◆ Written problem: Exact repetition is required: output every record in full.

***** Data extract

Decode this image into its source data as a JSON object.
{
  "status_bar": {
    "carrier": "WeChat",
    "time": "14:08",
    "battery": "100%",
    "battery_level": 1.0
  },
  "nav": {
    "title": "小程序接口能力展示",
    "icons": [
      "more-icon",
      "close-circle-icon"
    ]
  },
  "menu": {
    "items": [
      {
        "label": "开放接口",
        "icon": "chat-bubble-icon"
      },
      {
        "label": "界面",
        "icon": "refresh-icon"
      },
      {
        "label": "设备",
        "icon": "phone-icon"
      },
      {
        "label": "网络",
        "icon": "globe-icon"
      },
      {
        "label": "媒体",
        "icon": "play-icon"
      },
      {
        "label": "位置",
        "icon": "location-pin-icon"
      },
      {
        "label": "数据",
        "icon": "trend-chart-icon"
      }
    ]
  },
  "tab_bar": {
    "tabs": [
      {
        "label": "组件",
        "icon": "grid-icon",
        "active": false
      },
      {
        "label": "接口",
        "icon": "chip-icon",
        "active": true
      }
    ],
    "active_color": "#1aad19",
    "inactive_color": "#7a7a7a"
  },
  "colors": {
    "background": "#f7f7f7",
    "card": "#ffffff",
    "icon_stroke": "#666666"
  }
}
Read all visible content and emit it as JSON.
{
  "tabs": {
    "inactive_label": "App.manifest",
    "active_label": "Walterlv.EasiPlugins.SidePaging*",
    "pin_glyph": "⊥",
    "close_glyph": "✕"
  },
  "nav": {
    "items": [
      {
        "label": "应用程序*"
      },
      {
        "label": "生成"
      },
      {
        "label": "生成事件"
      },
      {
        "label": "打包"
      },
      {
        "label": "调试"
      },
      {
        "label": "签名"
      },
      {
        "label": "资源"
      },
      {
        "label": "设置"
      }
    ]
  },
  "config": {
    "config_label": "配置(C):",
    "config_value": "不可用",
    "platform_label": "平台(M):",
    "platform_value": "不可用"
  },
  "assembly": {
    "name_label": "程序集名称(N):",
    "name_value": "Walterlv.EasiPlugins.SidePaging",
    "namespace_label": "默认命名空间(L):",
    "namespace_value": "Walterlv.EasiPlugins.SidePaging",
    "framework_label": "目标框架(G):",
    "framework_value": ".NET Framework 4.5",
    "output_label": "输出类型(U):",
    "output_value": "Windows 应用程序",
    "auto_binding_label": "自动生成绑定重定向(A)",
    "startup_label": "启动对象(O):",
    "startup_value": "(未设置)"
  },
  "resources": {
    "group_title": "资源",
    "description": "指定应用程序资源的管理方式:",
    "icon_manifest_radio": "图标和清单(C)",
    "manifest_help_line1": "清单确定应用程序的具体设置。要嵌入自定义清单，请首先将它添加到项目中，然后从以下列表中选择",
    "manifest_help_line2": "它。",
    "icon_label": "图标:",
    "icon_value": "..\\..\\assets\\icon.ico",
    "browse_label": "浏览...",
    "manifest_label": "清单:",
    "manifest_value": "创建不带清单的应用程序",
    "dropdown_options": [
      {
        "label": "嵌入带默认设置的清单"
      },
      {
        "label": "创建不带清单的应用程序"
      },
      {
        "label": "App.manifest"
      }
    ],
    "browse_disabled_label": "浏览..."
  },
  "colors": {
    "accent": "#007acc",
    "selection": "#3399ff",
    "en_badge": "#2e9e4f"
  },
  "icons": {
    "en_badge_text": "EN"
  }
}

**********

◆ Solution:
Decode this image into its source data as a JSON object.
{
  "status_bar": {
    "carrier": "WeChat",
    "time": "14:08",
    "battery": "100%",
    "battery_level": 1.0
  },
  "nav": {
    "title": "小程序接口能力展示",
    "icons": [
      "more-icon",
      "close-circle-icon"
    ]
  },
  "menu": {
    "items": [
      {
        "label": "开放接口",
        "icon": "chat-bubble-icon"
      },
      {
        "label": "界面",
        "icon": "refresh-icon"
      },
      {
        "label": "设备",
        "icon": "phone-icon"
      },
      {
        "label": "网络",
        "icon": "globe-icon"
      },
      {
        "label": "媒体",
        "icon": "play-icon"
      },
      {
        "label": "位置",
        "icon": "location-pin-icon"
      },
      {
        "label": "数据",
        "icon": "trend-chart-icon"
      }
    ]
  },
  "tab_bar": {
    "tabs": [
      {
        "label": "组件",
        "icon": "grid-icon",
        "active": false
      },
      {
        "label": "接口",
        "icon": "chip-icon",
        "active": true
      }
    ],
    "active_color": "#1aad19",
    "inactive_color": "#7a7a7a"
  },
  "colors": {
    "background": "#f7f7f7",
    "card": "#ffffff",
    "icon_stroke": "#666666"
  }
}
Read all visible content and emit it as JSON.
{
  "tabs": {
    "inactive_label": "App.manifest",
    "active_label": "Walterlv.EasiPlugins.SidePaging*",
    "pin_glyph": "⊥",
    "close_glyph": "✕"
  },
  "nav": {
    "items": [
      {
        "label": "应用程序*"
      },
      {
        "label": "生成"
      },
      {
        "label": "生成事件"
      },
      {
        "label": "打包"
      },
      {
        "label": "调试"
      },
      {
        "label": "签名"
      },
      {
        "label": "资源"
      },
      {
        "label": "设置"
      }
    ]
  },
  "config": {
    "config_label": "配置(C):",
    "config_value": "不可用",
    "platform_label": "平台(M):",
    "platform_value": "不可用"
  },
  "assembly": {
    "name_label": "程序集名称(N):",
    "name_value": "Walterlv.EasiPlugins.SidePaging",
    "namespace_label": "默认命名空间(L):",
    "namespace_value": "Walterlv.EasiPlugins.SidePaging",
    "framework_label": "目标框架(G):",
    "framework_value": ".NET Framework 4.5",
    "output_label": "输出类型(U):",
    "output_value": "Windows 应用程序",
    "auto_binding_label": "自动生成绑定重定向(A)",
    "startup_label": "启动对象(O):",
    "startup_value": "(未设置)"
  },
  "resources": {
    "group_title": "资源",
    "description": "指定应用程序资源的管理方式:",
    "icon_manifest_radio": "图标和清单(C)",
    "manifest_help_line1": "清单确定应用程序的具体设置。要嵌入自定义清单，请首先将它添加到项目中，然后从以下列表中选择",
    "manifest_help_line2": "它。",
    "icon_label": "图标:",
    "icon_value": "..\\..\\assets\\icon.ico",
    "browse_label": "浏览...",
    "manifest_label": "清单:",
    "manifest_value": "创建不带清单的应用程序",
    "dropdown_options": [
      {
        "label": "嵌入带默认设置的清单"
      },
      {
        "label": "创建不带清单的应用程序"
      },
      {
        "label": "App.manifest"
      }
    ],
    "browse_disabled_label": "浏览..."
  },
  "colors": {
    "accent": "#007acc",
    "selection": "#3399ff",
    "en_badge": "#2e9e4f"
  },
  "icons": {
    "en_badge_text": "EN"
  }
}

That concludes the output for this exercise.